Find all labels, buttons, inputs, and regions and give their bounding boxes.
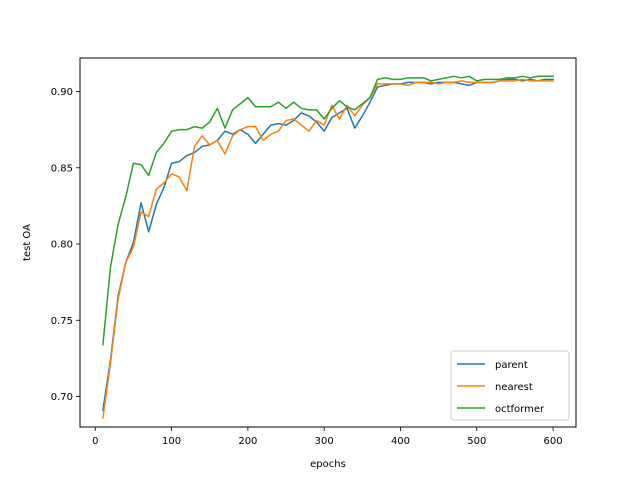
- x-tick-label: 0: [92, 436, 98, 447]
- series-line-octformer: [102, 75, 554, 346]
- y-tick-label: 0.75: [51, 316, 73, 327]
- x-tick-label: 200: [238, 436, 257, 447]
- y-axis-label: test OA: [22, 224, 33, 261]
- x-tick-label: 400: [391, 436, 410, 447]
- series-layer: [102, 75, 554, 419]
- x-axis-ticks: 0 100 200 300 400 500 600: [92, 427, 563, 447]
- x-tick-label: 600: [544, 436, 563, 447]
- x-tick-label: 100: [162, 436, 181, 447]
- x-tick-label: 300: [315, 436, 334, 447]
- legend-label-octformer: octformer: [495, 404, 545, 415]
- legend-box: [450, 350, 570, 421]
- plot-frame: [79, 57, 577, 428]
- y-tick-label: 0.80: [51, 240, 73, 251]
- legend-label-nearest: nearest: [495, 382, 533, 393]
- x-tick-label: 500: [467, 436, 486, 447]
- y-tick-label: 0.85: [51, 163, 73, 174]
- legend-label-parent: parent: [495, 360, 528, 371]
- x-axis-label: epochs: [310, 459, 346, 470]
- y-axis-ticks: 0.70 0.75 0.80 0.85 0.90: [51, 87, 80, 403]
- series-line-nearest: [102, 78, 554, 419]
- y-tick-label: 0.90: [51, 87, 73, 98]
- y-tick-label: 0.70: [51, 392, 73, 403]
- legend: parent nearest octformer: [450, 350, 570, 421]
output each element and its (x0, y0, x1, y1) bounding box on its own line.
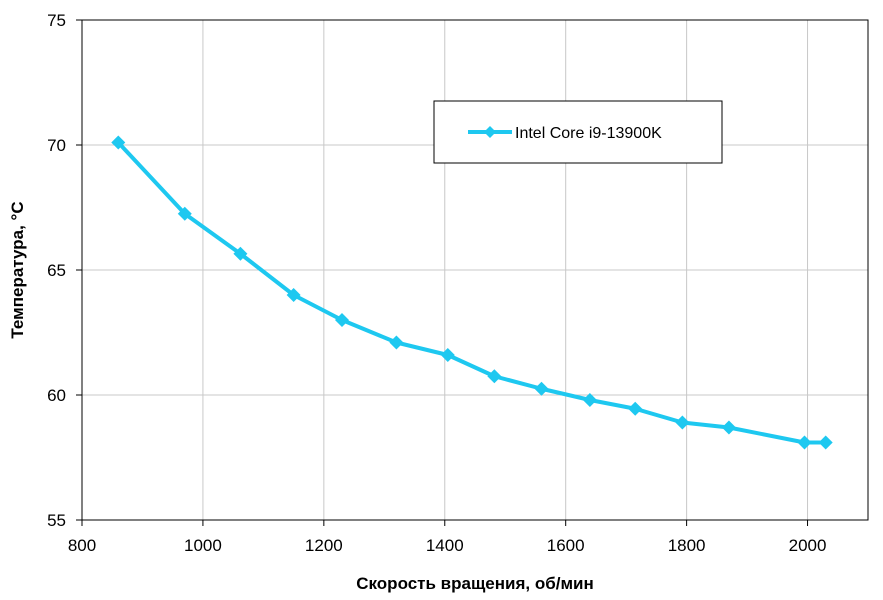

....

§ Directions for this task
Switch every "x-tick-label" in the items above to "x-axis-tick" and give the lines again with nothing else altered. Leave the pictures out.

§ Solution to this task
Find all labels, buttons, inputs, and regions and give their bounding boxes.
- x-axis-tick: 0: [92, 436, 98, 447]
- series-line-octformer: [102, 75, 554, 346]
- y-tick-label: 0.75: [51, 316, 73, 327]
- x-axis-tick: 200: [238, 436, 257, 447]
- y-axis-label: test OA: [22, 224, 33, 261]
- x-axis-tick: 400: [391, 436, 410, 447]
- series-layer: [102, 75, 554, 419]
- x-axis-ticks: 0 100 200 300 400 500 600: [92, 427, 563, 447]
- x-axis-tick: 600: [544, 436, 563, 447]
- x-axis-tick: 100: [162, 436, 181, 447]
- x-axis-tick: 300: [315, 436, 334, 447]
- legend-label-octformer: octformer: [495, 404, 545, 415]
- legend-box: [450, 350, 570, 421]
- plot-frame: [79, 57, 577, 428]
- y-tick-label: 0.80: [51, 240, 73, 251]
- legend-label-nearest: nearest: [495, 382, 533, 393]
- x-axis-tick: 500: [467, 436, 486, 447]
- y-tick-label: 0.85: [51, 163, 73, 174]
- legend-label-parent: parent: [495, 360, 528, 371]
- x-axis-label: epochs: [310, 459, 346, 470]
- y-axis-ticks: 0.70 0.75 0.80 0.85 0.90: [51, 87, 80, 403]
- series-line-nearest: [102, 78, 554, 419]
- y-tick-label: 0.90: [51, 87, 73, 98]
- y-tick-label: 0.70: [51, 392, 73, 403]
- legend: parent nearest octformer: [450, 350, 570, 421]
output each element and its (x0, y0, x1, y1) bounding box on its own line.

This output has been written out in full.